> Written task
Retype the listing that follows, word for word.

= = = = =

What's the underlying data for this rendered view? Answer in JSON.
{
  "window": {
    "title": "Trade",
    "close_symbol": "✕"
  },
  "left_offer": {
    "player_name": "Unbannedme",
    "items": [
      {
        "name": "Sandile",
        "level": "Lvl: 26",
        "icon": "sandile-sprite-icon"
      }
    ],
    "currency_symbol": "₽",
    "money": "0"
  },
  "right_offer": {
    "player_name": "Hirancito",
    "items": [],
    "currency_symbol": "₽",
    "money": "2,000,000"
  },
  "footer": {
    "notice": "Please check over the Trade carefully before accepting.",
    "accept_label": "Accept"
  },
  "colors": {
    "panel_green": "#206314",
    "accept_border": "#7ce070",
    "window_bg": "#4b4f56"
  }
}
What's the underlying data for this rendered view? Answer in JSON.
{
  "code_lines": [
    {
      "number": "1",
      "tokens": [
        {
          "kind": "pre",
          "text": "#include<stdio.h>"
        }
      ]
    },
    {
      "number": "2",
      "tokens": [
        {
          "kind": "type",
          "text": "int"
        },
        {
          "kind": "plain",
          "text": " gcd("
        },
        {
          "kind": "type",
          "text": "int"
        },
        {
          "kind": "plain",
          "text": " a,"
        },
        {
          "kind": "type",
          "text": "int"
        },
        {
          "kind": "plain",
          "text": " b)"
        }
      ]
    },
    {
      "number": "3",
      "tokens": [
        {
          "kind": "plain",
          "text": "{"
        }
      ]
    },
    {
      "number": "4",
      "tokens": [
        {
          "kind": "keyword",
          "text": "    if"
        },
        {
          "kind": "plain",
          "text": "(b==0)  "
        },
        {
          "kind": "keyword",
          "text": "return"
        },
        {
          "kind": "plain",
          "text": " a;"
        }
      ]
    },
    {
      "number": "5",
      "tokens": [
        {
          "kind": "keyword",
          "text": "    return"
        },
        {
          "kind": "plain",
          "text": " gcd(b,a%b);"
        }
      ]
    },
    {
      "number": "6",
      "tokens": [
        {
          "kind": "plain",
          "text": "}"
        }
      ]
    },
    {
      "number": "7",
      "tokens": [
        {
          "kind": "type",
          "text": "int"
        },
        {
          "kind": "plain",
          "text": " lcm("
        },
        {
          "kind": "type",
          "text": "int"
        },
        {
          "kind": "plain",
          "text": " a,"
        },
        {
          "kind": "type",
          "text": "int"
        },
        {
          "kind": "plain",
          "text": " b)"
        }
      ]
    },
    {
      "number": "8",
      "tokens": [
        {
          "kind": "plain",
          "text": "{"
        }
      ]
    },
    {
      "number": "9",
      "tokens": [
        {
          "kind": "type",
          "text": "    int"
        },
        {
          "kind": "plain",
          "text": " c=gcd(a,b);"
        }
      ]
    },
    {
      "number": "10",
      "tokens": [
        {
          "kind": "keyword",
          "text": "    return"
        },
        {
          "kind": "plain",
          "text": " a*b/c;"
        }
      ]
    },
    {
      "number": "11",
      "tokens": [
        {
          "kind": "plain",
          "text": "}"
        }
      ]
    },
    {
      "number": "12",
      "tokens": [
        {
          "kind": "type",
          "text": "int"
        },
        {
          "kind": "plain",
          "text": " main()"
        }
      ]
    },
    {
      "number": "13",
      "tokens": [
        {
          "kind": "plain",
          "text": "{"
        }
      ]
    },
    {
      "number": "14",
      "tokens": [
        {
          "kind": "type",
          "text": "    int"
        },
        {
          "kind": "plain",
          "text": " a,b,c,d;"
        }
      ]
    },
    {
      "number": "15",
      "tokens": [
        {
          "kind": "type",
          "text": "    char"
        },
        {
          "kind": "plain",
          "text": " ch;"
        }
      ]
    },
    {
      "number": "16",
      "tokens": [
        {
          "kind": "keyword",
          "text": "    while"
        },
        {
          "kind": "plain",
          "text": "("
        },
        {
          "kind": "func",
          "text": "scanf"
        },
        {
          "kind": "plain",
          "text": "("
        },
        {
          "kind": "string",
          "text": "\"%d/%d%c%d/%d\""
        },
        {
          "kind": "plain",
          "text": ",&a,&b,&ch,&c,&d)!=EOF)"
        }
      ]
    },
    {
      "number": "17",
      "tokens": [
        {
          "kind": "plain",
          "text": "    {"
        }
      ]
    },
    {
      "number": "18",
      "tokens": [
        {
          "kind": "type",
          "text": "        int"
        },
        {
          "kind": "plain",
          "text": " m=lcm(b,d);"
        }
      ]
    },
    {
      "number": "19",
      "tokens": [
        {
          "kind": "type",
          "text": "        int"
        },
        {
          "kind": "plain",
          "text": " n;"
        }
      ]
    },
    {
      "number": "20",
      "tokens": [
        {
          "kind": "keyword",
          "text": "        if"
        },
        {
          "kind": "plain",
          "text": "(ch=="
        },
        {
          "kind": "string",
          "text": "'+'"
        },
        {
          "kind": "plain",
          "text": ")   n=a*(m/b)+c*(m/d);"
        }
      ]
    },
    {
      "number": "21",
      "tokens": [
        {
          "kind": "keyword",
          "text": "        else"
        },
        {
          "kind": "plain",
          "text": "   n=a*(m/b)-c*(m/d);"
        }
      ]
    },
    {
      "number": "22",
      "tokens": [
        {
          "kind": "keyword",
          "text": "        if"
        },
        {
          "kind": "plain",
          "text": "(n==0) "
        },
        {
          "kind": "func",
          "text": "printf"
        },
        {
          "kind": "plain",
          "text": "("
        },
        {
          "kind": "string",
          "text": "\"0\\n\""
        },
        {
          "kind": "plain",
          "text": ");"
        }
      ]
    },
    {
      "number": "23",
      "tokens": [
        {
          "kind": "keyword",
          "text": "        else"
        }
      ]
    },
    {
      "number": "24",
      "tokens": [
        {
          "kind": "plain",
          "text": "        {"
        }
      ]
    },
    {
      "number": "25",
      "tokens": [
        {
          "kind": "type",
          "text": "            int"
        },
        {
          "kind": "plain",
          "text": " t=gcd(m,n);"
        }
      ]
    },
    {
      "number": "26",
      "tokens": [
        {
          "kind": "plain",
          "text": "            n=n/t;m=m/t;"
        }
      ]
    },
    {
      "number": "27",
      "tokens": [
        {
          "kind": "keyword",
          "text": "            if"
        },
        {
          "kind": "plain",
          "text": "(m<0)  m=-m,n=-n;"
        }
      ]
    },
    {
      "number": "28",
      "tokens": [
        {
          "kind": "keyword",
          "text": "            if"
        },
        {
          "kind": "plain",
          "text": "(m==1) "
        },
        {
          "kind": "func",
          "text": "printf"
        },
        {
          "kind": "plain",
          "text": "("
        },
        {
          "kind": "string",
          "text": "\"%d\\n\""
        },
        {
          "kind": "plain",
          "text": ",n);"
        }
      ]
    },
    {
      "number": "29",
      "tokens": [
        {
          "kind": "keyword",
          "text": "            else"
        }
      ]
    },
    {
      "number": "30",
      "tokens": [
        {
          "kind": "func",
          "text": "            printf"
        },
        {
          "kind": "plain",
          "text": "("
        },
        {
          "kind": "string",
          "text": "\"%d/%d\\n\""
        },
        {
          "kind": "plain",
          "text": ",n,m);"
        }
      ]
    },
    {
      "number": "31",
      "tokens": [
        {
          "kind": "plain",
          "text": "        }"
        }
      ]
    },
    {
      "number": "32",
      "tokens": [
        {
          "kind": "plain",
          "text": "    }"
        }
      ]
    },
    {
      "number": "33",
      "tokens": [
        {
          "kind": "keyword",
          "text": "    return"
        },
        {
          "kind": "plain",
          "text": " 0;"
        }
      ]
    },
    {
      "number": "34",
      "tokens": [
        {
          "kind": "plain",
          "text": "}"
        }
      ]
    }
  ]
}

= = = = =

> Response to this exercise
What's the underlying data for this rendered view? Answer in JSON.
{
  "window": {
    "title": "Trade",
    "close_symbol": "✕"
  },
  "left_offer": {
    "player_name": "Unbannedme",
    "items": [
      {
        "name": "Sandile",
        "level": "Lvl: 26",
        "icon": "sandile-sprite-icon"
      }
    ],
    "currency_symbol": "₽",
    "money": "0"
  },
  "right_offer": {
    "player_name": "Hirancito",
    "items": [],
    "currency_symbol": "₽",
    "money": "2,000,000"
  },
  "footer": {
    "notice": "Please check over the Trade carefully before accepting.",
    "accept_label": "Accept"
  },
  "colors": {
    "panel_green": "#206314",
    "accept_border": "#7ce070",
    "window_bg": "#4b4f56"
  }
}
What's the underlying data for this rendered view? Answer in JSON.
{
  "code_lines": [
    {
      "number": "1",
      "tokens": [
        {
          "kind": "pre",
          "text": "#include<stdio.h>"
        }
      ]
    },
    {
      "number": "2",
      "tokens": [
        {
          "kind": "type",
          "text": "int"
        },
        {
          "kind": "plain",
          "text": " gcd("
        },
        {
          "kind": "type",
          "text": "int"
        },
        {
          "kind": "plain",
          "text": " a,"
        },
        {
          "kind": "type",
          "text": "int"
        },
        {
          "kind": "plain",
          "text": " b)"
        }
      ]
    },
    {
      "number": "3",
      "tokens": [
        {
          "kind": "plain",
          "text": "{"
        }
      ]
    },
    {
      "number": "4",
      "tokens": [
        {
          "kind": "keyword",
          "text": "    if"
        },
        {
          "kind": "plain",
          "text": "(b==0)  "
        },
        {
          "kind": "keyword",
          "text": "return"
        },
        {
          "kind": "plain",
          "text": " a;"
        }
      ]
    },
    {
      "number": "5",
      "tokens": [
        {
          "kind": "keyword",
          "text": "    return"
        },
        {
          "kind": "plain",
          "text": " gcd(b,a%b);"
        }
      ]
    },
    {
      "number": "6",
      "tokens": [
        {
          "kind": "plain",
          "text": "}"
        }
      ]
    },
    {
      "number": "7",
      "tokens": [
        {
          "kind": "type",
          "text": "int"
        },
        {
          "kind": "plain",
          "text": " lcm("
        },
        {
          "kind": "type",
          "text": "int"
        },
        {
          "kind": "plain",
          "text": " a,"
        },
        {
          "kind": "type",
          "text": "int"
        },
        {
          "kind": "plain",
          "text": " b)"
        }
      ]
    },
    {
      "number": "8",
      "tokens": [
        {
          "kind": "plain",
          "text": "{"
        }
      ]
    },
    {
      "number": "9",
      "tokens": [
        {
          "kind": "type",
          "text": "    int"
        },
        {
          "kind": "plain",
          "text": " c=gcd(a,b);"
        }
      ]
    },
    {
      "number": "10",
      "tokens": [
        {
          "kind": "keyword",
          "text": "    return"
        },
        {
          "kind": "plain",
          "text": " a*b/c;"
        }
      ]
    },
    {
      "number": "11",
      "tokens": [
        {
          "kind": "plain",
          "text": "}"
        }
      ]
    },
    {
      "number": "12",
      "tokens": [
        {
          "kind": "type",
          "text": "int"
        },
        {
          "kind": "plain",
          "text": " main()"
        }
      ]
    },
    {
      "number": "13",
      "tokens": [
        {
          "kind": "plain",
          "text": "{"
        }
      ]
    },
    {
      "number": "14",
      "tokens": [
        {
          "kind": "type",
          "text": "    int"
        },
        {
          "kind": "plain",
          "text": " a,b,c,d;"
        }
      ]
    },
    {
      "number": "15",
      "tokens": [
        {
          "kind": "type",
          "text": "    char"
        },
        {
          "kind": "plain",
          "text": " ch;"
        }
      ]
    },
    {
      "number": "16",
      "tokens": [
        {
          "kind": "keyword",
          "text": "    while"
        },
        {
          "kind": "plain",
          "text": "("
        },
        {
          "kind": "func",
          "text": "scanf"
        },
        {
          "kind": "plain",
          "text": "("
        },
        {
          "kind": "string",
          "text": "\"%d/%d%c%d/%d\""
        },
        {
          "kind": "plain",
          "text": ",&a,&b,&ch,&c,&d)!=EOF)"
        }
      ]
    },
    {
      "number": "17",
      "tokens": [
        {
          "kind": "plain",
          "text": "    {"
        }
      ]
    },
    {
      "number": "18",
      "tokens": [
        {
          "kind": "type",
          "text": "        int"
        },
        {
          "kind": "plain",
          "text": " m=lcm(b,d);"
        }
      ]
    },
    {
      "number": "19",
      "tokens": [
        {
          "kind": "type",
          "text": "        int"
        },
        {
          "kind": "plain",
          "text": " n;"
        }
      ]
    },
    {
      "number": "20",
      "tokens": [
        {
          "kind": "keyword",
          "text": "        if"
        },
        {
          "kind": "plain",
          "text": "(ch=="
        },
        {
          "kind": "string",
          "text": "'+'"
        },
        {
          "kind": "plain",
          "text": ")   n=a*(m/b)+c*(m/d);"
        }
      ]
    },
    {
      "number": "21",
      "tokens": [
        {
          "kind": "keyword",
          "text": "        else"
        },
        {
          "kind": "plain",
          "text": "   n=a*(m/b)-c*(m/d);"
        }
      ]
    },
    {
      "number": "22",
      "tokens": [
        {
          "kind": "keyword",
          "text": "        if"
        },
        {
          "kind": "plain",
          "text": "(n==0) "
        },
        {
          "kind": "func",
          "text": "printf"
        },
        {
          "kind": "plain",
          "text": "("
        },
        {
          "kind": "string",
          "text": "\"0\\n\""
        },
        {
          "kind": "plain",
          "text": ");"
        }
      ]
    },
    {
      "number": "23",
      "tokens": [
        {
          "kind": "keyword",
          "text": "        else"
        }
      ]
    },
    {
      "number": "24",
      "tokens": [
        {
          "kind": "plain",
          "text": "        {"
        }
      ]
    },
    {
      "number": "25",
      "tokens": [
        {
          "kind": "type",
          "text": "            int"
        },
        {
          "kind": "plain",
          "text": " t=gcd(m,n);"
        }
      ]
    },
    {
      "number": "26",
      "tokens": [
        {
          "kind": "plain",
          "text": "            n=n/t;m=m/t;"
        }
      ]
    },
    {
      "number": "27",
      "tokens": [
        {
          "kind": "keyword",
          "text": "            if"
        },
        {
          "kind": "plain",
          "text": "(m<0)  m=-m,n=-n;"
        }
      ]
    },
    {
      "number": "28",
      "tokens": [
        {
          "kind": "keyword",
          "text": "            if"
        },
        {
          "kind": "plain",
          "text": "(m==1) "
        },
        {
          "kind": "func",
          "text": "printf"
        },
        {
          "kind": "plain",
          "text": "("
        },
        {
          "kind": "string",
          "text": "\"%d\\n\""
        },
        {
          "kind": "plain",
          "text": ",n);"
        }
      ]
    },
    {
      "number": "29",
      "tokens": [
        {
          "kind": "keyword",
          "text": "            else"
        }
      ]
    },
    {
      "number": "30",
      "tokens": [
        {
          "kind": "func",
          "text": "            printf"
        },
        {
          "kind": "plain",
          "text": "("
        },
        {
          "kind": "string",
          "text": "\"%d/%d\\n\""
        },
        {
          "kind": "plain",
          "text": ",n,m);"
        }
      ]
    },
    {
      "number": "31",
      "tokens": [
        {
          "kind": "plain",
          "text": "        }"
        }
      ]
    },
    {
      "number": "32",
      "tokens": [
        {
          "kind": "plain",
          "text": "    }"
        }
      ]
    },
    {
      "number": "33",
      "tokens": [
        {
          "kind": "keyword",
          "text": "    return"
        },
        {
          "kind": "plain",
          "text": " 0;"
        }
      ]
    },
    {
      "number": "34",
      "tokens": [
        {
          "kind": "plain",
          "text": "}"
        }
      ]
    }
  ]
}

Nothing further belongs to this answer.